**Task requirements:**
Below is some material; transcribe all of it exactly.

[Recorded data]
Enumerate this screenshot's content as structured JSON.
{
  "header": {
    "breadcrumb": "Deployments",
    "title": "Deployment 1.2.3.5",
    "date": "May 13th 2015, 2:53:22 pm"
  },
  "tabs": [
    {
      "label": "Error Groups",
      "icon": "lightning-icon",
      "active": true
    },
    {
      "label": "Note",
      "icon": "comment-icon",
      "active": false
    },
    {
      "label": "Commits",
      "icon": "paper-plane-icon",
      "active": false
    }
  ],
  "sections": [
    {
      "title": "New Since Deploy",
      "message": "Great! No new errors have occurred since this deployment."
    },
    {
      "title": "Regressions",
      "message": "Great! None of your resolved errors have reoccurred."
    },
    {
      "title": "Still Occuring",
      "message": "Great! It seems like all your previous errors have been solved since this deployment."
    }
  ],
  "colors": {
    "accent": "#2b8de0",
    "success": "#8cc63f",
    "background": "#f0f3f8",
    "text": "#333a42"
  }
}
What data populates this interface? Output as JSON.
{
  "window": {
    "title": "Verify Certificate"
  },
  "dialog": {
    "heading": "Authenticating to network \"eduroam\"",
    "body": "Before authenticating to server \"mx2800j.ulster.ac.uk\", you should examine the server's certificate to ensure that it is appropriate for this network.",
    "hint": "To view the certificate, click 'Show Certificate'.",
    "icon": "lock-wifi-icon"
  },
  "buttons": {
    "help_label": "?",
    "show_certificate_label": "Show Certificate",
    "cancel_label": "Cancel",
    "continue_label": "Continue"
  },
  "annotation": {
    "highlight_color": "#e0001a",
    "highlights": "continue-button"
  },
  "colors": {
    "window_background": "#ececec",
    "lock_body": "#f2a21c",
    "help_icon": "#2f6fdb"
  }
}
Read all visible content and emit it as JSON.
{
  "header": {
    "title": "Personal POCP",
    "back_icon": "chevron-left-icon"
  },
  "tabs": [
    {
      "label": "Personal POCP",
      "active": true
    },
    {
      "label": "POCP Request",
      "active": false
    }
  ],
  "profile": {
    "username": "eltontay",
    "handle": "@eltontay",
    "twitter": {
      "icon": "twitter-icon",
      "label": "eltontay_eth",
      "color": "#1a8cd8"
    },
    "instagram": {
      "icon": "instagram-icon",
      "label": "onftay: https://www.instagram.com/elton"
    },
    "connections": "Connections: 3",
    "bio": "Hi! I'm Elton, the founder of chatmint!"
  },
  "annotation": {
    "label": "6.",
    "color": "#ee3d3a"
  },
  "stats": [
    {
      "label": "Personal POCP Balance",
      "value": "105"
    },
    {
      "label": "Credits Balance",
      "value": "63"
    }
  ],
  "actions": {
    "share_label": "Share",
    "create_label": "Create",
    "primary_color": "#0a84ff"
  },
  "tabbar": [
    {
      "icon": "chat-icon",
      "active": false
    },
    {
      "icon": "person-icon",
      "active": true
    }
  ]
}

**The output:**
Enumerate this screenshot's content as structured JSON.
{
  "header": {
    "breadcrumb": "Deployments",
    "title": "Deployment 1.2.3.5",
    "date": "May 13th 2015, 2:53:22 pm"
  },
  "tabs": [
    {
      "label": "Error Groups",
      "icon": "lightning-icon",
      "active": true
    },
    {
      "label": "Note",
      "icon": "comment-icon",
      "active": false
    },
    {
      "label": "Commits",
      "icon": "paper-plane-icon",
      "active": false
    }
  ],
  "sections": [
    {
      "title": "New Since Deploy",
      "message": "Great! No new errors have occurred since this deployment."
    },
    {
      "title": "Regressions",
      "message": "Great! None of your resolved errors have reoccurred."
    },
    {
      "title": "Still Occuring",
      "message": "Great! It seems like all your previous errors have been solved since this deployment."
    }
  ],
  "colors": {
    "accent": "#2b8de0",
    "success": "#8cc63f",
    "background": "#f0f3f8",
    "text": "#333a42"
  }
}
What data populates this interface? Output as JSON.
{
  "window": {
    "title": "Verify Certificate"
  },
  "dialog": {
    "heading": "Authenticating to network \"eduroam\"",
    "body": "Before authenticating to server \"mx2800j.ulster.ac.uk\", you should examine the server's certificate to ensure that it is appropriate for this network.",
    "hint": "To view the certificate, click 'Show Certificate'.",
    "icon": "lock-wifi-icon"
  },
  "buttons": {
    "help_label": "?",
    "show_certificate_label": "Show Certificate",
    "cancel_label": "Cancel",
    "continue_label": "Continue"
  },
  "annotation": {
    "highlight_color": "#e0001a",
    "highlights": "continue-button"
  },
  "colors": {
    "window_background": "#ececec",
    "lock_body": "#f2a21c",
    "help_icon": "#2f6fdb"
  }
}
Read all visible content and emit it as JSON.
{
  "header": {
    "title": "Personal POCP",
    "back_icon": "chevron-left-icon"
  },
  "tabs": [
    {
      "label": "Personal POCP",
      "active": true
    },
    {
      "label": "POCP Request",
      "active": false
    }
  ],
  "profile": {
    "username": "eltontay",
    "handle": "@eltontay",
    "twitter": {
      "icon": "twitter-icon",
      "label": "eltontay_eth",
      "color": "#1a8cd8"
    },
    "instagram": {
      "icon": "instagram-icon",
      "label": "onftay: https://www.instagram.com/elton"
    },
    "connections": "Connections: 3",
    "bio": "Hi! I'm Elton, the founder of chatmint!"
  },
  "annotation": {
    "label": "6.",
    "color": "#ee3d3a"
  },
  "stats": [
    {
      "label": "Personal POCP Balance",
      "value": "105"
    },
    {
      "label": "Credits Balance",
      "value": "63"
    }
  ],
  "actions": {
    "share_label": "Share",
    "create_label": "Create",
    "primary_color": "#0a84ff"
  },
  "tabbar": [
    {
      "icon": "chat-icon",
      "active": false
    },
    {
      "icon": "person-icon",
      "active": true
    }
  ]
}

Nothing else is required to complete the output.